Transcribe the data that follows precisely, omitting nothing.

Input for this task »

++++++++++++++++++++

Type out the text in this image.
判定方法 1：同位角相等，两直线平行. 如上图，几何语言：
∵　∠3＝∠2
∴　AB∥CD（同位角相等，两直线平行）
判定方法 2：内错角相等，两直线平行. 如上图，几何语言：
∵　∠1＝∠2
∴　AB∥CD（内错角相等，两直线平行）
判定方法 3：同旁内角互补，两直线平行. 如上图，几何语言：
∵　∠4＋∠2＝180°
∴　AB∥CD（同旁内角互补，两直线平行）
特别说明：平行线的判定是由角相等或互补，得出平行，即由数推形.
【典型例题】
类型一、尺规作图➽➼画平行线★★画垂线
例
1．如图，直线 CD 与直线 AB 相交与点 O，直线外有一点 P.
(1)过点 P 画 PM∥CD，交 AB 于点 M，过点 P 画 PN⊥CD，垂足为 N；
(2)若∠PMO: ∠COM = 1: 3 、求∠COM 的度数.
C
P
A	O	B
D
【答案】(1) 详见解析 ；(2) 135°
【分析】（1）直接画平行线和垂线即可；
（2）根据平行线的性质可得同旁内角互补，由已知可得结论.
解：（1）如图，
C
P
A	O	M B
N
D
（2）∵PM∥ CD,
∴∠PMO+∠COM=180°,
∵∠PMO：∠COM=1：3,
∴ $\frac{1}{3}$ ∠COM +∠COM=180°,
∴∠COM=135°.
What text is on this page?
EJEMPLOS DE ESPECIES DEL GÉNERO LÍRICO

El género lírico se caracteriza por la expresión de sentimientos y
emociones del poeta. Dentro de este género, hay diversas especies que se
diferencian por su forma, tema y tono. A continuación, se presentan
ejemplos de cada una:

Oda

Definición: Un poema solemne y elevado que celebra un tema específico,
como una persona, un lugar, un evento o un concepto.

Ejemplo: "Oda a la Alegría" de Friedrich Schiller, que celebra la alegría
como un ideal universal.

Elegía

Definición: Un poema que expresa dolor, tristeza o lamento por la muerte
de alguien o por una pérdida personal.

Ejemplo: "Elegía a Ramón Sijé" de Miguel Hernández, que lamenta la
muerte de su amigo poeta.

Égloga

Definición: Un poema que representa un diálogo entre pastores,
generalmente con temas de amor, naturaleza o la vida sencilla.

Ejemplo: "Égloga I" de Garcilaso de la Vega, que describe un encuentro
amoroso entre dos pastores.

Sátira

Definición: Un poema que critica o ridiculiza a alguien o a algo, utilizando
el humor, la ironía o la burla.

++++++++++++++++++++

Response »
Type out the text in this image.
判定方法 1：同位角相等，两直线平行. 如上图，几何语言：
∵　∠3＝∠2
∴　AB∥CD（同位角相等，两直线平行）
判定方法 2：内错角相等，两直线平行. 如上图，几何语言：
∵　∠1＝∠2
∴　AB∥CD（内错角相等，两直线平行）
判定方法 3：同旁内角互补，两直线平行. 如上图，几何语言：
∵　∠4＋∠2＝180°
∴　AB∥CD（同旁内角互补，两直线平行）
特别说明：平行线的判定是由角相等或互补，得出平行，即由数推形.
【典型例题】
类型一、尺规作图➽➼画平行线★★画垂线
例
1．如图，直线 CD 与直线 AB 相交与点 O，直线外有一点 P.
(1)过点 P 画 PM∥CD，交 AB 于点 M，过点 P 画 PN⊥CD，垂足为 N；
(2)若∠PMO: ∠COM = 1: 3 、求∠COM 的度数.
C
P
A	O	B
D
【答案】(1) 详见解析 ；(2) 135°
【分析】（1）直接画平行线和垂线即可；
（2）根据平行线的性质可得同旁内角互补，由已知可得结论.
解：（1）如图，
C
P
A	O	M B
N
D
（2）∵PM∥ CD,
∴∠PMO+∠COM=180°,
∵∠PMO：∠COM=1：3,
∴ $\frac{1}{3}$ ∠COM +∠COM=180°,
∴∠COM=135°.
What text is on this page?
EJEMPLOS DE ESPECIES DEL GÉNERO LÍRICO

El género lírico se caracteriza por la expresión de sentimientos y
emociones del poeta. Dentro de este género, hay diversas especies que se
diferencian por su forma, tema y tono. A continuación, se presentan
ejemplos de cada una:

Oda

Definición: Un poema solemne y elevado que celebra un tema específico,
como una persona, un lugar, un evento o un concepto.

Ejemplo: "Oda a la Alegría" de Friedrich Schiller, que celebra la alegría
como un ideal universal.

Elegía

Definición: Un poema que expresa dolor, tristeza o lamento por la muerte
de alguien o por una pérdida personal.

Ejemplo: "Elegía a Ramón Sijé" de Miguel Hernández, que lamenta la
muerte de su amigo poeta.

Égloga

Definición: Un poema que representa un diálogo entre pastores,
generalmente con temas de amor, naturaleza o la vida sencilla.

Ejemplo: "Égloga I" de Garcilaso de la Vega, que describe un encuentro
amoroso entre dos pastores.

Sátira

Definición: Un poema que critica o ridiculiza a alguien o a algo, utilizando
el humor, la ironía o la burla.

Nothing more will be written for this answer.